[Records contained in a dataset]
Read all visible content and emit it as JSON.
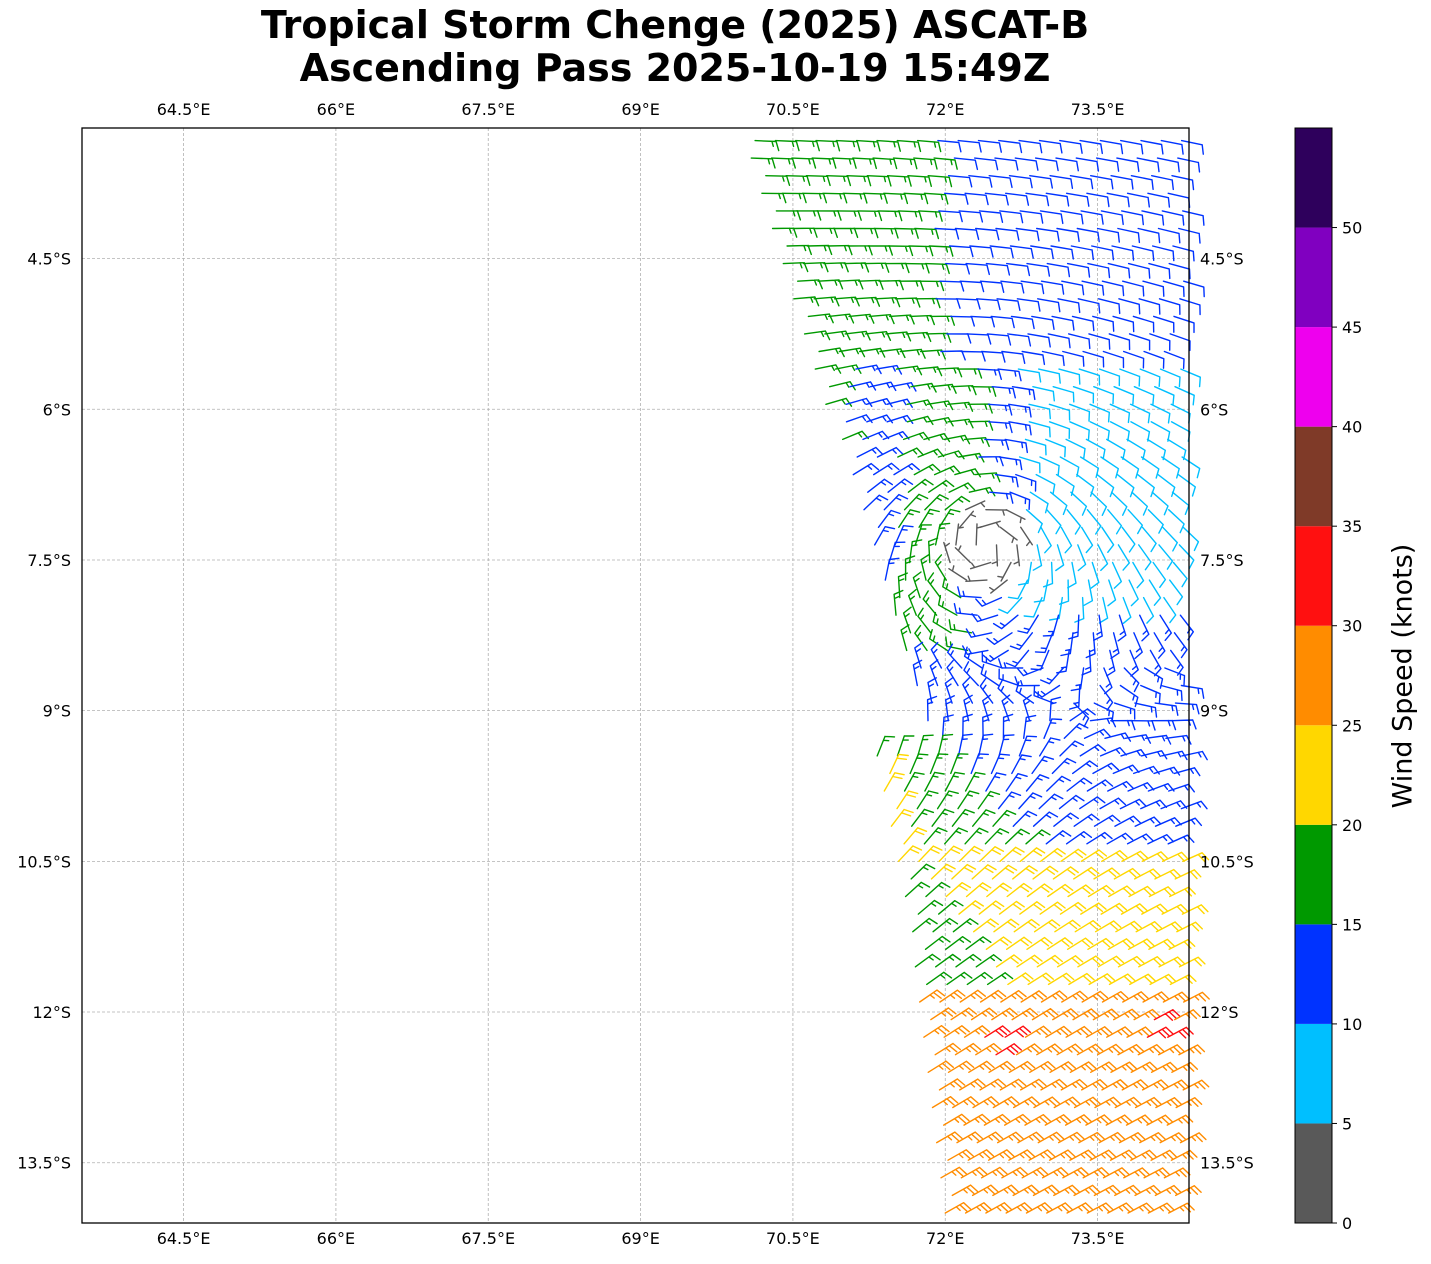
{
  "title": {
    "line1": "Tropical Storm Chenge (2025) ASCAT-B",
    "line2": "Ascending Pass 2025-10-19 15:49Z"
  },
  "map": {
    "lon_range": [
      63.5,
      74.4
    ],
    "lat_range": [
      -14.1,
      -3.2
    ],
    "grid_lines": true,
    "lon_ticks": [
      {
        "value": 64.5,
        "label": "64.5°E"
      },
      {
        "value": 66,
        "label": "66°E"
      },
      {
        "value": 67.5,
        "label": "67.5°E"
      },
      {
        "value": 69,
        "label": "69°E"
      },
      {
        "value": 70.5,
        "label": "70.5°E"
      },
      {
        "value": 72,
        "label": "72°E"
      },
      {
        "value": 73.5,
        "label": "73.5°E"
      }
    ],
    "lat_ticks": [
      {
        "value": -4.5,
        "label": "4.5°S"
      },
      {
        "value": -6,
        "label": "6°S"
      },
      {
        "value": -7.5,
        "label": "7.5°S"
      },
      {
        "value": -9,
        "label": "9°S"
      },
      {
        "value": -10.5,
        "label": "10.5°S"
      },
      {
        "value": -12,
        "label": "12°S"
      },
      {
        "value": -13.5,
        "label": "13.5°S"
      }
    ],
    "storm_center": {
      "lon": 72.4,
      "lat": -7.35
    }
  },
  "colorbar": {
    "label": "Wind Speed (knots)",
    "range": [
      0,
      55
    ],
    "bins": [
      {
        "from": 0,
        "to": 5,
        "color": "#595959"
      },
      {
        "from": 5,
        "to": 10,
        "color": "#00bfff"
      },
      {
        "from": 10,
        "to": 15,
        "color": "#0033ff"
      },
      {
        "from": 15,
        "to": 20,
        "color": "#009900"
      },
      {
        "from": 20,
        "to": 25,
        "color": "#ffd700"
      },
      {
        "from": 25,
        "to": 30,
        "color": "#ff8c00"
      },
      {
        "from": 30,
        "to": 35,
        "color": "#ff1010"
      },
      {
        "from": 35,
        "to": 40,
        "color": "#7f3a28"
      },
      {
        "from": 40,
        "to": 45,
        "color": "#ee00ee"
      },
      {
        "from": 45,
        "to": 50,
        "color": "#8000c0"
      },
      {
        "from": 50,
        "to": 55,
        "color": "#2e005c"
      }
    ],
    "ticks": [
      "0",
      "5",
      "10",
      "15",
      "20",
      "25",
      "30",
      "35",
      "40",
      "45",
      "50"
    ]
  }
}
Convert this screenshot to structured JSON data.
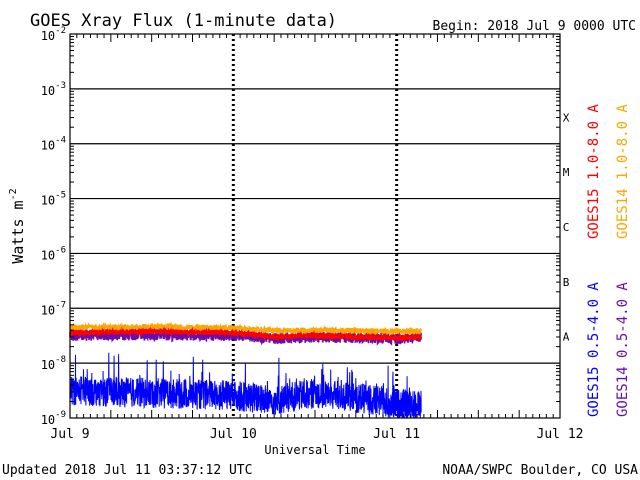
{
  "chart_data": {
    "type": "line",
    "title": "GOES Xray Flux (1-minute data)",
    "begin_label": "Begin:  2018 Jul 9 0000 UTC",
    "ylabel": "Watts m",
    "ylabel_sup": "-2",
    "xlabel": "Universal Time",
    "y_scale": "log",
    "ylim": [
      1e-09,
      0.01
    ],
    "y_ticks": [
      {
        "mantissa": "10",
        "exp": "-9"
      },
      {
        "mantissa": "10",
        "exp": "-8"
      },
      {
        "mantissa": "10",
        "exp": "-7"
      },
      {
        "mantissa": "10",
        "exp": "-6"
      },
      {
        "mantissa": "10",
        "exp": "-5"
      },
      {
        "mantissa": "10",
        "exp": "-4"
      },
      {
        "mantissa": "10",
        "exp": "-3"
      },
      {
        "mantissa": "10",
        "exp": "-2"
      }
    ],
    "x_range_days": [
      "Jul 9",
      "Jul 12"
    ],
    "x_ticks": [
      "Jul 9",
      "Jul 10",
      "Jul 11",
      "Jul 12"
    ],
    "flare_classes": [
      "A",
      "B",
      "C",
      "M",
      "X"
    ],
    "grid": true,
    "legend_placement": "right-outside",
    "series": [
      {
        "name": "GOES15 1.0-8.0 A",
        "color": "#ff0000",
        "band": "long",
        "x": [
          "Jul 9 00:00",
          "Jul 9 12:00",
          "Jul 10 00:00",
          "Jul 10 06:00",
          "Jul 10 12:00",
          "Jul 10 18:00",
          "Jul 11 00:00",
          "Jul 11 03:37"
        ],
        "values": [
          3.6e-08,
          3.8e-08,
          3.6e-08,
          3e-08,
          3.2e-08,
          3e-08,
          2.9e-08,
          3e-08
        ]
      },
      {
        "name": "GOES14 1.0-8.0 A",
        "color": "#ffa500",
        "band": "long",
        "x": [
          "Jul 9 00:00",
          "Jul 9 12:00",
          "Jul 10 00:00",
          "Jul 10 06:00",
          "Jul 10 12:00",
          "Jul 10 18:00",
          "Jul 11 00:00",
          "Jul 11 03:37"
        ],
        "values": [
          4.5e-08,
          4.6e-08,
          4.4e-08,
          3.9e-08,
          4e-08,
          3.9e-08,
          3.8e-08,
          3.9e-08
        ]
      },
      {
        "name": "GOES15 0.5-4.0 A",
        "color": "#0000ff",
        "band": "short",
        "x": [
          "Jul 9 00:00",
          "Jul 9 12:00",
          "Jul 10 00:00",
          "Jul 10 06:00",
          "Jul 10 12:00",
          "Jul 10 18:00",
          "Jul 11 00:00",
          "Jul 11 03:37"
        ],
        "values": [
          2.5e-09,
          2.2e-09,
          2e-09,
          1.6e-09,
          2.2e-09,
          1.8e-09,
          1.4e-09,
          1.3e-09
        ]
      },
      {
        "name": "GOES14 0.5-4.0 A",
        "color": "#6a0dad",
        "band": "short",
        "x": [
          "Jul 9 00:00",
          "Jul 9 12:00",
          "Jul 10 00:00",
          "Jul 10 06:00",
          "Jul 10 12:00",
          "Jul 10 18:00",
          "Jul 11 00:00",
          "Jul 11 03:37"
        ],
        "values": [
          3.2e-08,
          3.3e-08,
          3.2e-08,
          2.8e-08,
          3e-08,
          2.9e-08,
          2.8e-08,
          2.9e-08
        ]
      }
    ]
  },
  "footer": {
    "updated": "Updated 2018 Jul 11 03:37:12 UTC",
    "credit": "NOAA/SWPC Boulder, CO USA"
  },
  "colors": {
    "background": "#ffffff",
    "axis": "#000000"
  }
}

◆ **Objective**: Keep the pictures out of your copy, and repeat every entry above exactly.

◆ **The answer**:
Read all visible content and emit it as JSON.
{
  "title": {
    "line1": "Tropical Storm Chenge (2025) ASCAT-B",
    "line2": "Ascending Pass 2025-10-19 15:49Z"
  },
  "map": {
    "lon_range": [
      63.5,
      74.4
    ],
    "lat_range": [
      -14.1,
      -3.2
    ],
    "grid_lines": true,
    "lon_ticks": [
      {
        "value": 64.5,
        "label": "64.5°E"
      },
      {
        "value": 66,
        "label": "66°E"
      },
      {
        "value": 67.5,
        "label": "67.5°E"
      },
      {
        "value": 69,
        "label": "69°E"
      },
      {
        "value": 70.5,
        "label": "70.5°E"
      },
      {
        "value": 72,
        "label": "72°E"
      },
      {
        "value": 73.5,
        "label": "73.5°E"
      }
    ],
    "lat_ticks": [
      {
        "value": -4.5,
        "label": "4.5°S"
      },
      {
        "value": -6,
        "label": "6°S"
      },
      {
        "value": -7.5,
        "label": "7.5°S"
      },
      {
        "value": -9,
        "label": "9°S"
      },
      {
        "value": -10.5,
        "label": "10.5°S"
      },
      {
        "value": -12,
        "label": "12°S"
      },
      {
        "value": -13.5,
        "label": "13.5°S"
      }
    ],
    "storm_center": {
      "lon": 72.4,
      "lat": -7.35
    }
  },
  "colorbar": {
    "label": "Wind Speed (knots)",
    "range": [
      0,
      55
    ],
    "bins": [
      {
        "from": 0,
        "to": 5,
        "color": "#595959"
      },
      {
        "from": 5,
        "to": 10,
        "color": "#00bfff"
      },
      {
        "from": 10,
        "to": 15,
        "color": "#0033ff"
      },
      {
        "from": 15,
        "to": 20,
        "color": "#009900"
      },
      {
        "from": 20,
        "to": 25,
        "color": "#ffd700"
      },
      {
        "from": 25,
        "to": 30,
        "color": "#ff8c00"
      },
      {
        "from": 30,
        "to": 35,
        "color": "#ff1010"
      },
      {
        "from": 35,
        "to": 40,
        "color": "#7f3a28"
      },
      {
        "from": 40,
        "to": 45,
        "color": "#ee00ee"
      },
      {
        "from": 45,
        "to": 50,
        "color": "#8000c0"
      },
      {
        "from": 50,
        "to": 55,
        "color": "#2e005c"
      }
    ],
    "ticks": [
      "0",
      "5",
      "10",
      "15",
      "20",
      "25",
      "30",
      "35",
      "40",
      "45",
      "50"
    ]
  }
}
Convert this screenshot to structured JSON data.
{
  "chart_data": {
    "type": "line",
    "title": "GOES Xray Flux (1-minute data)",
    "begin_label": "Begin:  2018 Jul 9 0000 UTC",
    "ylabel": "Watts m",
    "ylabel_sup": "-2",
    "xlabel": "Universal Time",
    "y_scale": "log",
    "ylim": [
      1e-09,
      0.01
    ],
    "y_ticks": [
      {
        "mantissa": "10",
        "exp": "-9"
      },
      {
        "mantissa": "10",
        "exp": "-8"
      },
      {
        "mantissa": "10",
        "exp": "-7"
      },
      {
        "mantissa": "10",
        "exp": "-6"
      },
      {
        "mantissa": "10",
        "exp": "-5"
      },
      {
        "mantissa": "10",
        "exp": "-4"
      },
      {
        "mantissa": "10",
        "exp": "-3"
      },
      {
        "mantissa": "10",
        "exp": "-2"
      }
    ],
    "x_range_days": [
      "Jul 9",
      "Jul 12"
    ],
    "x_ticks": [
      "Jul 9",
      "Jul 10",
      "Jul 11",
      "Jul 12"
    ],
    "flare_classes": [
      "A",
      "B",
      "C",
      "M",
      "X"
    ],
    "grid": true,
    "legend_placement": "right-outside",
    "series": [
      {
        "name": "GOES15 1.0-8.0 A",
        "color": "#ff0000",
        "band": "long",
        "x": [
          "Jul 9 00:00",
          "Jul 9 12:00",
          "Jul 10 00:00",
          "Jul 10 06:00",
          "Jul 10 12:00",
          "Jul 10 18:00",
          "Jul 11 00:00",
          "Jul 11 03:37"
        ],
        "values": [
          3.6e-08,
          3.8e-08,
          3.6e-08,
          3e-08,
          3.2e-08,
          3e-08,
          2.9e-08,
          3e-08
        ]
      },
      {
        "name": "GOES14 1.0-8.0 A",
        "color": "#ffa500",
        "band": "long",
        "x": [
          "Jul 9 00:00",
          "Jul 9 12:00",
          "Jul 10 00:00",
          "Jul 10 06:00",
          "Jul 10 12:00",
          "Jul 10 18:00",
          "Jul 11 00:00",
          "Jul 11 03:37"
        ],
        "values": [
          4.5e-08,
          4.6e-08,
          4.4e-08,
          3.9e-08,
          4e-08,
          3.9e-08,
          3.8e-08,
          3.9e-08
        ]
      },
      {
        "name": "GOES15 0.5-4.0 A",
        "color": "#0000ff",
        "band": "short",
        "x": [
          "Jul 9 00:00",
          "Jul 9 12:00",
          "Jul 10 00:00",
          "Jul 10 06:00",
          "Jul 10 12:00",
          "Jul 10 18:00",
          "Jul 11 00:00",
          "Jul 11 03:37"
        ],
        "values": [
          2.5e-09,
          2.2e-09,
          2e-09,
          1.6e-09,
          2.2e-09,
          1.8e-09,
          1.4e-09,
          1.3e-09
        ]
      },
      {
        "name": "GOES14 0.5-4.0 A",
        "color": "#6a0dad",
        "band": "short",
        "x": [
          "Jul 9 00:00",
          "Jul 9 12:00",
          "Jul 10 00:00",
          "Jul 10 06:00",
          "Jul 10 12:00",
          "Jul 10 18:00",
          "Jul 11 00:00",
          "Jul 11 03:37"
        ],
        "values": [
          3.2e-08,
          3.3e-08,
          3.2e-08,
          2.8e-08,
          3e-08,
          2.9e-08,
          2.8e-08,
          2.9e-08
        ]
      }
    ]
  },
  "footer": {
    "updated": "Updated 2018 Jul 11 03:37:12 UTC",
    "credit": "NOAA/SWPC Boulder, CO USA"
  },
  "colors": {
    "background": "#ffffff",
    "axis": "#000000"
  }
}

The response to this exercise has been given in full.